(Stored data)
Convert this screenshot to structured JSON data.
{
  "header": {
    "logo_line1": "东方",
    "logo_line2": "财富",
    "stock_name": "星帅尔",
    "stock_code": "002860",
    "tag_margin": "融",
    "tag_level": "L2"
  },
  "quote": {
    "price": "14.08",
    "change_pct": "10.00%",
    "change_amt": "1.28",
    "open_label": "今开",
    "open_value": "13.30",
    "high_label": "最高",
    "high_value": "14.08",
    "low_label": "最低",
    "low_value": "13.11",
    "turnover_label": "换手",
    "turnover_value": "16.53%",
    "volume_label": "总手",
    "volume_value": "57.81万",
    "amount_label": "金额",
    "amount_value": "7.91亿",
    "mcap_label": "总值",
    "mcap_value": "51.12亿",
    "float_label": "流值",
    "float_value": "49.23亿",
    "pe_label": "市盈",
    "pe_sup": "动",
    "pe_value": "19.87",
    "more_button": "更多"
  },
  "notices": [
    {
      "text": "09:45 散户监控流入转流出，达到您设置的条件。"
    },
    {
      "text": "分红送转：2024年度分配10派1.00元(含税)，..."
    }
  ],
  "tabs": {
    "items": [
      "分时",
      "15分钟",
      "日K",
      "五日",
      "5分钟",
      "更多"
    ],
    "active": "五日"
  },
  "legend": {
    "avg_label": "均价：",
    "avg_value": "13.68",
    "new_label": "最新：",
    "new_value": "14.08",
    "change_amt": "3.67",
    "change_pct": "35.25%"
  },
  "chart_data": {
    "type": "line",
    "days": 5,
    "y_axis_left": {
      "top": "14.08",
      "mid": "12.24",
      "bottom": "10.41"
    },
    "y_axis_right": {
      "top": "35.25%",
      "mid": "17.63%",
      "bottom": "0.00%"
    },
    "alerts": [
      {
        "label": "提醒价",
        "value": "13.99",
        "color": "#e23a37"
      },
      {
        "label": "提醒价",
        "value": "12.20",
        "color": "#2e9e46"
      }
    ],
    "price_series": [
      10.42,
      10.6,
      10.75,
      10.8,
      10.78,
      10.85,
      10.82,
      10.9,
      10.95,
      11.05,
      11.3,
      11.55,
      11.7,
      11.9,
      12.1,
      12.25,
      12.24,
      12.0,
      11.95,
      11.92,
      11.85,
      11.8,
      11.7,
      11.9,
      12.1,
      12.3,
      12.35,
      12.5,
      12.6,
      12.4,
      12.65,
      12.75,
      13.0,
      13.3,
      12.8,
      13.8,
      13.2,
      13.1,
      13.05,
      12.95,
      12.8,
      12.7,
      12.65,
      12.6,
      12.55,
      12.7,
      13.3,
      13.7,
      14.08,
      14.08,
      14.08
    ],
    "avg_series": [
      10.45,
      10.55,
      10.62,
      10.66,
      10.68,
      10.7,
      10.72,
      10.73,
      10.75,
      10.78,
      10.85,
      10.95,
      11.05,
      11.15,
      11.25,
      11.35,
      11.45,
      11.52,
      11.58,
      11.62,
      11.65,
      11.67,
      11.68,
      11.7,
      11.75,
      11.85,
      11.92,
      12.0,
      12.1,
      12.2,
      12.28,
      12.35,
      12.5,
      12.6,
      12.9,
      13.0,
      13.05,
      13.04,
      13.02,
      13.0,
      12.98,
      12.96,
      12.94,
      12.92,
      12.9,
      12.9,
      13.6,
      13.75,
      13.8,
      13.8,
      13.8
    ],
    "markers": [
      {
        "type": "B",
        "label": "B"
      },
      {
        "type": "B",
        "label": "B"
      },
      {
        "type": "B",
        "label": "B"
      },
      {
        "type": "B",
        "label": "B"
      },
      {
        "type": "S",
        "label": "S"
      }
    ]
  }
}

• _WORK TO COMPLETE_:
Repeat the data verbatim.

• _RESULT OF THE EXERCISE_:
Convert this screenshot to structured JSON data.
{
  "header": {
    "logo_line1": "东方",
    "logo_line2": "财富",
    "stock_name": "星帅尔",
    "stock_code": "002860",
    "tag_margin": "融",
    "tag_level": "L2"
  },
  "quote": {
    "price": "14.08",
    "change_pct": "10.00%",
    "change_amt": "1.28",
    "open_label": "今开",
    "open_value": "13.30",
    "high_label": "最高",
    "high_value": "14.08",
    "low_label": "最低",
    "low_value": "13.11",
    "turnover_label": "换手",
    "turnover_value": "16.53%",
    "volume_label": "总手",
    "volume_value": "57.81万",
    "amount_label": "金额",
    "amount_value": "7.91亿",
    "mcap_label": "总值",
    "mcap_value": "51.12亿",
    "float_label": "流值",
    "float_value": "49.23亿",
    "pe_label": "市盈",
    "pe_sup": "动",
    "pe_value": "19.87",
    "more_button": "更多"
  },
  "notices": [
    {
      "text": "09:45 散户监控流入转流出，达到您设置的条件。"
    },
    {
      "text": "分红送转：2024年度分配10派1.00元(含税)，..."
    }
  ],
  "tabs": {
    "items": [
      "分时",
      "15分钟",
      "日K",
      "五日",
      "5分钟",
      "更多"
    ],
    "active": "五日"
  },
  "legend": {
    "avg_label": "均价：",
    "avg_value": "13.68",
    "new_label": "最新：",
    "new_value": "14.08",
    "change_amt": "3.67",
    "change_pct": "35.25%"
  },
  "chart_data": {
    "type": "line",
    "days": 5,
    "y_axis_left": {
      "top": "14.08",
      "mid": "12.24",
      "bottom": "10.41"
    },
    "y_axis_right": {
      "top": "35.25%",
      "mid": "17.63%",
      "bottom": "0.00%"
    },
    "alerts": [
      {
        "label": "提醒价",
        "value": "13.99",
        "color": "#e23a37"
      },
      {
        "label": "提醒价",
        "value": "12.20",
        "color": "#2e9e46"
      }
    ],
    "price_series": [
      10.42,
      10.6,
      10.75,
      10.8,
      10.78,
      10.85,
      10.82,
      10.9,
      10.95,
      11.05,
      11.3,
      11.55,
      11.7,
      11.9,
      12.1,
      12.25,
      12.24,
      12.0,
      11.95,
      11.92,
      11.85,
      11.8,
      11.7,
      11.9,
      12.1,
      12.3,
      12.35,
      12.5,
      12.6,
      12.4,
      12.65,
      12.75,
      13.0,
      13.3,
      12.8,
      13.8,
      13.2,
      13.1,
      13.05,
      12.95,
      12.8,
      12.7,
      12.65,
      12.6,
      12.55,
      12.7,
      13.3,
      13.7,
      14.08,
      14.08,
      14.08
    ],
    "avg_series": [
      10.45,
      10.55,
      10.62,
      10.66,
      10.68,
      10.7,
      10.72,
      10.73,
      10.75,
      10.78,
      10.85,
      10.95,
      11.05,
      11.15,
      11.25,
      11.35,
      11.45,
      11.52,
      11.58,
      11.62,
      11.65,
      11.67,
      11.68,
      11.7,
      11.75,
      11.85,
      11.92,
      12.0,
      12.1,
      12.2,
      12.28,
      12.35,
      12.5,
      12.6,
      12.9,
      13.0,
      13.05,
      13.04,
      13.02,
      13.0,
      12.98,
      12.96,
      12.94,
      12.92,
      12.9,
      12.9,
      13.6,
      13.75,
      13.8,
      13.8,
      13.8
    ],
    "markers": [
      {
        "type": "B",
        "label": "B"
      },
      {
        "type": "B",
        "label": "B"
      },
      {
        "type": "B",
        "label": "B"
      },
      {
        "type": "B",
        "label": "B"
      },
      {
        "type": "S",
        "label": "S"
      }
    ]
  }
}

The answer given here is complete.